[Opening TEXT section]

Collaborating Across the Atlantic

That is why research and education (R&E) networks in Europe and North America have joined forces to find new ways to help facilitate and enable scientific collaboration. Between them, the R&E networks on the two continents have now deployed links providing a total bandwidth of 740 gigabits per second (Gbps).

This record-breaking connectivity and resilience is the work of the Advanced North Atlantic (ANA) Collaboration. Started in 2013, ANA consists of six leading R&E networks: CANARIE (Canada), ESnet (USA), GÉANT (Europe), Internet2 (USA), NORDUnet (European Nordics), and SURFnet (The Netherlands).

“We’ve seen a tremendous growth in transatlantic connectivity since we have set up the first 100 Gbps R&E transatlantic link at TNC 2013,” said Erwin Bleumink, CEO of SURFnet. ”I am very pleased with the success of this international collaboration, in which SURFnet has been involved from the beginning.”

“Collaborations between research and education networks are unique and enable us as a community to address the exponentially growing data needs of science collaborations worldwide,” said Inder Monga, director of the U.S. Department of Energy’s ESnet, which deployed four trans-Atlantic links comprising 340 Gbps in December 2014. “The combined capability offered to the research and education community far exceeds what any single organization can provide and moves us many steps forward towards accomplishing our vision of ‘scientific progress being completely unconstrained’.”

[Closing TEXT section]
[Opening ENTRIES PROVIDED section]

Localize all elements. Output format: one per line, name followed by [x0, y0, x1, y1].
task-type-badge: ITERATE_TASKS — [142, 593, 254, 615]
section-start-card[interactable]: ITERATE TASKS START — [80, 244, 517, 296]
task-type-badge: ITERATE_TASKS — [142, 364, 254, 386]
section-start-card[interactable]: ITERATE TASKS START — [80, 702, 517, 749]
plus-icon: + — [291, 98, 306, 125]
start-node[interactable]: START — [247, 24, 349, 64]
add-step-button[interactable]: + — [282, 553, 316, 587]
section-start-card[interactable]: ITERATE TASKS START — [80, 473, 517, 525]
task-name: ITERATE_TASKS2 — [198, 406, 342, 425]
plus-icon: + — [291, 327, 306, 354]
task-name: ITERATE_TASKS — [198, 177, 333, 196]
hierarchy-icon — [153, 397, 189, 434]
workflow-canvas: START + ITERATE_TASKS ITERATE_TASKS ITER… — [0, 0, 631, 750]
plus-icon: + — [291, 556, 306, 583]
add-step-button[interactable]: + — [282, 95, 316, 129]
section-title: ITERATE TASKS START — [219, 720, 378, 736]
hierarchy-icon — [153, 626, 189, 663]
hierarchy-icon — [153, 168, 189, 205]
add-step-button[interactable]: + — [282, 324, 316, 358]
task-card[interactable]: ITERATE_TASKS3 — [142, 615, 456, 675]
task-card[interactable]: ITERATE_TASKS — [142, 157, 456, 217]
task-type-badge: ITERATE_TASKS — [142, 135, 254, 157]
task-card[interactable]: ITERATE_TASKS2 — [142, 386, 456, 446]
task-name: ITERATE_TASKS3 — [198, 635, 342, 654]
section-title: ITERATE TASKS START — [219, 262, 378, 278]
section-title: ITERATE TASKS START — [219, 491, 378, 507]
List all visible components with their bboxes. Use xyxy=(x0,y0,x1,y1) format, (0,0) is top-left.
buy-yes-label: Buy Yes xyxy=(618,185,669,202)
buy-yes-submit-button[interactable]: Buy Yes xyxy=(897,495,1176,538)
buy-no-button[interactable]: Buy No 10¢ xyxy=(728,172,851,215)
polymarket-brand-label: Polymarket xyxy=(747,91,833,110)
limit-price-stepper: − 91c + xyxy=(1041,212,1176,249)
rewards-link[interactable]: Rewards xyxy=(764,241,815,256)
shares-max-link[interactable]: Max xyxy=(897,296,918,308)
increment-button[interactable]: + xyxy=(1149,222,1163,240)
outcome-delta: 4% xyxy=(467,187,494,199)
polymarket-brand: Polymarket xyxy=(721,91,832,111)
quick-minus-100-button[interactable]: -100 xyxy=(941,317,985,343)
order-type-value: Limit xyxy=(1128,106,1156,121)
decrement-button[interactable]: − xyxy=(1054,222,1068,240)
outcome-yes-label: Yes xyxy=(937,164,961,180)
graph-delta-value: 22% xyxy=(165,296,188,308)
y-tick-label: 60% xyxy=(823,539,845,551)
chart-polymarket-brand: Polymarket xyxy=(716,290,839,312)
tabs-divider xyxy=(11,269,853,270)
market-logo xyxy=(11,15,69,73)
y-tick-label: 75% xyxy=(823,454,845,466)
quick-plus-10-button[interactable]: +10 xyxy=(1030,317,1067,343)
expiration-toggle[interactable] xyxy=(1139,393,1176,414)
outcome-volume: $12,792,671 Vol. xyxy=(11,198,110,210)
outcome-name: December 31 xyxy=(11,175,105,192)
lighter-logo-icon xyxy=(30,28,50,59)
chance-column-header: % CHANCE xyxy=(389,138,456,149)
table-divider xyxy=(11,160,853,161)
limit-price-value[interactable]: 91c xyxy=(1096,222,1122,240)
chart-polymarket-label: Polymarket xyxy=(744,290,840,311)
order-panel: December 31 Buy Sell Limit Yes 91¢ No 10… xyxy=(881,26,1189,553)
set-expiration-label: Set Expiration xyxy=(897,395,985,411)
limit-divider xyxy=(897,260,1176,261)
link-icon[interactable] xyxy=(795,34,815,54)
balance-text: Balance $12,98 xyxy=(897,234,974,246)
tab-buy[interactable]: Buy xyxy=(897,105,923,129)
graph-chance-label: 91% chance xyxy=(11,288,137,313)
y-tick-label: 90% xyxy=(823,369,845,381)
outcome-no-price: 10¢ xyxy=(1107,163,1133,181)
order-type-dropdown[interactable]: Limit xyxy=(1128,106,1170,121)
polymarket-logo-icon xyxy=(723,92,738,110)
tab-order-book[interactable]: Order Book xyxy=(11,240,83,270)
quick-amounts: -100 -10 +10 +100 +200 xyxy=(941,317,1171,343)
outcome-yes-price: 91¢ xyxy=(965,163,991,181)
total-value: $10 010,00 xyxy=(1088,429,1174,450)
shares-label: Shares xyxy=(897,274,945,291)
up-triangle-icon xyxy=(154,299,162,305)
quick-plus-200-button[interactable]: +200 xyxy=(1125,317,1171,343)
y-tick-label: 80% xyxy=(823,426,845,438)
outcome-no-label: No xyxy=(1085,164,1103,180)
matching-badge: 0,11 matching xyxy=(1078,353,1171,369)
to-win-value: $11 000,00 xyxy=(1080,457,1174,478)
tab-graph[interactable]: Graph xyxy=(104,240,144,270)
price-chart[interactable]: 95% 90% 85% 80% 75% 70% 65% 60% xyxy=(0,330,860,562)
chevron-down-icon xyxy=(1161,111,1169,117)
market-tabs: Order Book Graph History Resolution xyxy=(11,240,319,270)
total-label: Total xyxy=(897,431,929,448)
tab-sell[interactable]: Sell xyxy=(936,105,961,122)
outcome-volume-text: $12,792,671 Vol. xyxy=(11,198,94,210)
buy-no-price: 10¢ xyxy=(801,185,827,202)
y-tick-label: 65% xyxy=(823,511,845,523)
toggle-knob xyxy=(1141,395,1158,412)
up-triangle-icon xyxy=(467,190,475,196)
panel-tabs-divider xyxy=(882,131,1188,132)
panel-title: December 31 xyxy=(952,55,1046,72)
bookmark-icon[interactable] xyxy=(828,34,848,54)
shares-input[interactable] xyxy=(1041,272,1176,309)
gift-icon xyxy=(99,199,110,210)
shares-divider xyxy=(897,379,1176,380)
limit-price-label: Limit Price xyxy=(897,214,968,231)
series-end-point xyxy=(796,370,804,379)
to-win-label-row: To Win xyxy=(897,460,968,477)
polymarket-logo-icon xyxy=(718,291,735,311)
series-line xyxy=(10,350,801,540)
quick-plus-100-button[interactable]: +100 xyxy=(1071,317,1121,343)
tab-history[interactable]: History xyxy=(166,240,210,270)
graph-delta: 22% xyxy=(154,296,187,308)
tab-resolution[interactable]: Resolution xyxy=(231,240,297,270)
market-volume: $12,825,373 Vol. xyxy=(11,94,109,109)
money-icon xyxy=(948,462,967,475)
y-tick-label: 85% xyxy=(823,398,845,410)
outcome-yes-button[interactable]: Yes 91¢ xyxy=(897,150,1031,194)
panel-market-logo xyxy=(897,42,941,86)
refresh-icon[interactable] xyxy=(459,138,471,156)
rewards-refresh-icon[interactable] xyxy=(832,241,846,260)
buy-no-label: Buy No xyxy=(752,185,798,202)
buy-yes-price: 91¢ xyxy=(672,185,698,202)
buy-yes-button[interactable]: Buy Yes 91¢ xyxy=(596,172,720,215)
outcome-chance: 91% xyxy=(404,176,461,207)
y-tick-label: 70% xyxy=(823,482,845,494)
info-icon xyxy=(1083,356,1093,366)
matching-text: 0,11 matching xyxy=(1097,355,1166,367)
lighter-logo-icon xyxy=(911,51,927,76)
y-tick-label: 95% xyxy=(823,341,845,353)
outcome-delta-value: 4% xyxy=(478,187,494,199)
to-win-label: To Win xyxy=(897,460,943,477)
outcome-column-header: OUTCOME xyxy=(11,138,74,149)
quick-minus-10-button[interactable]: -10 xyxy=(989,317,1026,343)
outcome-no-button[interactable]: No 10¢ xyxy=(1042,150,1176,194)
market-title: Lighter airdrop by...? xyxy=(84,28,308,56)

[Closing ENTRIES PROVIDED section]

TASK TO COMPLETE: Using the text about transatlantic research and education networks, list every network that makes up the Advanced North Atlantic (ANA) Collaboration, with the location shown for each.

SOLUTION TO THIS EXERCISE:
- CANARIE (Canada)
- ESnet (USA)
- GÉANT (Europe)
- Internet2 (USA)
- NORDUnet (European Nordics)
- SURFnet (The Netherlands)